Write out all of the entries exactly as given.

═══ MATERIAL SHOWN

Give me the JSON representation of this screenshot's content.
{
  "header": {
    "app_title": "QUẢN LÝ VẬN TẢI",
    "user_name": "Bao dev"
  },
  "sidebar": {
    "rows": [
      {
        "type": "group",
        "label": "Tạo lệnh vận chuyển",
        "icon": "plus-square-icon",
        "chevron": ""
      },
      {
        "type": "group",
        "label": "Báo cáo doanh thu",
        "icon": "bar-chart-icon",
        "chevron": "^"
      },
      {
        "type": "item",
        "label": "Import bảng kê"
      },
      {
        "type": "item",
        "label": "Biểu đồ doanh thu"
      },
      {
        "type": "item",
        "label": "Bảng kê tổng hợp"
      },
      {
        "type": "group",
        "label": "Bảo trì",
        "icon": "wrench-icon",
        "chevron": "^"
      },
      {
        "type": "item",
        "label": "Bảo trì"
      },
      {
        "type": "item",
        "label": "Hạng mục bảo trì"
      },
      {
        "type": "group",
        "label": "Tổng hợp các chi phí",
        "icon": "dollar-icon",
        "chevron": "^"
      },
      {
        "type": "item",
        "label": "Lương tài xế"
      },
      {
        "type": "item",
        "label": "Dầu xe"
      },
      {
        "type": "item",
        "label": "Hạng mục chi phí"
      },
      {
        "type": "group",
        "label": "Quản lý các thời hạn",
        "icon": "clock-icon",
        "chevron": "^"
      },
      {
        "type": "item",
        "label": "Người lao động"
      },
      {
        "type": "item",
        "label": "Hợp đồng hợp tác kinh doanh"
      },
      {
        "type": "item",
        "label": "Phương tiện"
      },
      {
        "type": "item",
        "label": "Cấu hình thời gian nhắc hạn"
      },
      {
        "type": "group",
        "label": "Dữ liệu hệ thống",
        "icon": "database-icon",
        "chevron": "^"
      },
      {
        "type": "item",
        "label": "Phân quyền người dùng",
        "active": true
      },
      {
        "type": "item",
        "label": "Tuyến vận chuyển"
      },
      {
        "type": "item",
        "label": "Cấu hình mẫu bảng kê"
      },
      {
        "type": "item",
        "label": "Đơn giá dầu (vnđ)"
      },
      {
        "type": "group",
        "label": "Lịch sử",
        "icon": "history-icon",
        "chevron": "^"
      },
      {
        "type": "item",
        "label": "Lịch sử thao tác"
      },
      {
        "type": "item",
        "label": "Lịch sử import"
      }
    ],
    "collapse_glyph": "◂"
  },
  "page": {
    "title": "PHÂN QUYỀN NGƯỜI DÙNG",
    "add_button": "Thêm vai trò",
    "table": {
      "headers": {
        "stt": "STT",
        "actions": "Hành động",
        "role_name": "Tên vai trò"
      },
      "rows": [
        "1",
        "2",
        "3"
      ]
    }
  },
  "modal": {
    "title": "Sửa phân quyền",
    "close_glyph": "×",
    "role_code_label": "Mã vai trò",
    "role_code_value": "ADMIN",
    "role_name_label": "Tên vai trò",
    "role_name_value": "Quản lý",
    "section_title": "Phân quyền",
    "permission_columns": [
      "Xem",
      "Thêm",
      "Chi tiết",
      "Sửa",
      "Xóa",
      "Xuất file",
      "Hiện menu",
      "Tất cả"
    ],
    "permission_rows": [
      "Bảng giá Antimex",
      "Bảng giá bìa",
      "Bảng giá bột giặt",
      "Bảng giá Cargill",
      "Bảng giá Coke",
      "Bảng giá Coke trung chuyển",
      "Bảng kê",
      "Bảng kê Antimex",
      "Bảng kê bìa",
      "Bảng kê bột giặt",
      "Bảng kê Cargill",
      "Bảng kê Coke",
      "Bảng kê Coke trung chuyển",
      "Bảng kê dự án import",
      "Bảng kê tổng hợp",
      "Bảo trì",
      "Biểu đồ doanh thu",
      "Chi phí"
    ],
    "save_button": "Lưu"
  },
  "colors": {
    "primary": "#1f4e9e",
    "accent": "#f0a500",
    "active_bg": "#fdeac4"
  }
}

══════

OUTPUT OF THE EXERCISE
Give me the JSON representation of this screenshot's content.
{
  "header": {
    "app_title": "QUẢN LÝ VẬN TẢI",
    "user_name": "Bao dev"
  },
  "sidebar": {
    "rows": [
      {
        "type": "group",
        "label": "Tạo lệnh vận chuyển",
        "icon": "plus-square-icon",
        "chevron": ""
      },
      {
        "type": "group",
        "label": "Báo cáo doanh thu",
        "icon": "bar-chart-icon",
        "chevron": "^"
      },
      {
        "type": "item",
        "label": "Import bảng kê"
      },
      {
        "type": "item",
        "label": "Biểu đồ doanh thu"
      },
      {
        "type": "item",
        "label": "Bảng kê tổng hợp"
      },
      {
        "type": "group",
        "label": "Bảo trì",
        "icon": "wrench-icon",
        "chevron": "^"
      },
      {
        "type": "item",
        "label": "Bảo trì"
      },
      {
        "type": "item",
        "label": "Hạng mục bảo trì"
      },
      {
        "type": "group",
        "label": "Tổng hợp các chi phí",
        "icon": "dollar-icon",
        "chevron": "^"
      },
      {
        "type": "item",
        "label": "Lương tài xế"
      },
      {
        "type": "item",
        "label": "Dầu xe"
      },
      {
        "type": "item",
        "label": "Hạng mục chi phí"
      },
      {
        "type": "group",
        "label": "Quản lý các thời hạn",
        "icon": "clock-icon",
        "chevron": "^"
      },
      {
        "type": "item",
        "label": "Người lao động"
      },
      {
        "type": "item",
        "label": "Hợp đồng hợp tác kinh doanh"
      },
      {
        "type": "item",
        "label": "Phương tiện"
      },
      {
        "type": "item",
        "label": "Cấu hình thời gian nhắc hạn"
      },
      {
        "type": "group",
        "label": "Dữ liệu hệ thống",
        "icon": "database-icon",
        "chevron": "^"
      },
      {
        "type": "item",
        "label": "Phân quyền người dùng",
        "active": true
      },
      {
        "type": "item",
        "label": "Tuyến vận chuyển"
      },
      {
        "type": "item",
        "label": "Cấu hình mẫu bảng kê"
      },
      {
        "type": "item",
        "label": "Đơn giá dầu (vnđ)"
      },
      {
        "type": "group",
        "label": "Lịch sử",
        "icon": "history-icon",
        "chevron": "^"
      },
      {
        "type": "item",
        "label": "Lịch sử thao tác"
      },
      {
        "type": "item",
        "label": "Lịch sử import"
      }
    ],
    "collapse_glyph": "◂"
  },
  "page": {
    "title": "PHÂN QUYỀN NGƯỜI DÙNG",
    "add_button": "Thêm vai trò",
    "table": {
      "headers": {
        "stt": "STT",
        "actions": "Hành động",
        "role_name": "Tên vai trò"
      },
      "rows": [
        "1",
        "2",
        "3"
      ]
    }
  },
  "modal": {
    "title": "Sửa phân quyền",
    "close_glyph": "×",
    "role_code_label": "Mã vai trò",
    "role_code_value": "ADMIN",
    "role_name_label": "Tên vai trò",
    "role_name_value": "Quản lý",
    "section_title": "Phân quyền",
    "permission_columns": [
      "Xem",
      "Thêm",
      "Chi tiết",
      "Sửa",
      "Xóa",
      "Xuất file",
      "Hiện menu",
      "Tất cả"
    ],
    "permission_rows": [
      "Bảng giá Antimex",
      "Bảng giá bìa",
      "Bảng giá bột giặt",
      "Bảng giá Cargill",
      "Bảng giá Coke",
      "Bảng giá Coke trung chuyển",
      "Bảng kê",
      "Bảng kê Antimex",
      "Bảng kê bìa",
      "Bảng kê bột giặt",
      "Bảng kê Cargill",
      "Bảng kê Coke",
      "Bảng kê Coke trung chuyển",
      "Bảng kê dự án import",
      "Bảng kê tổng hợp",
      "Bảo trì",
      "Biểu đồ doanh thu",
      "Chi phí"
    ],
    "save_button": "Lưu"
  },
  "colors": {
    "primary": "#1f4e9e",
    "accent": "#f0a500",
    "active_bg": "#fdeac4"
  }
}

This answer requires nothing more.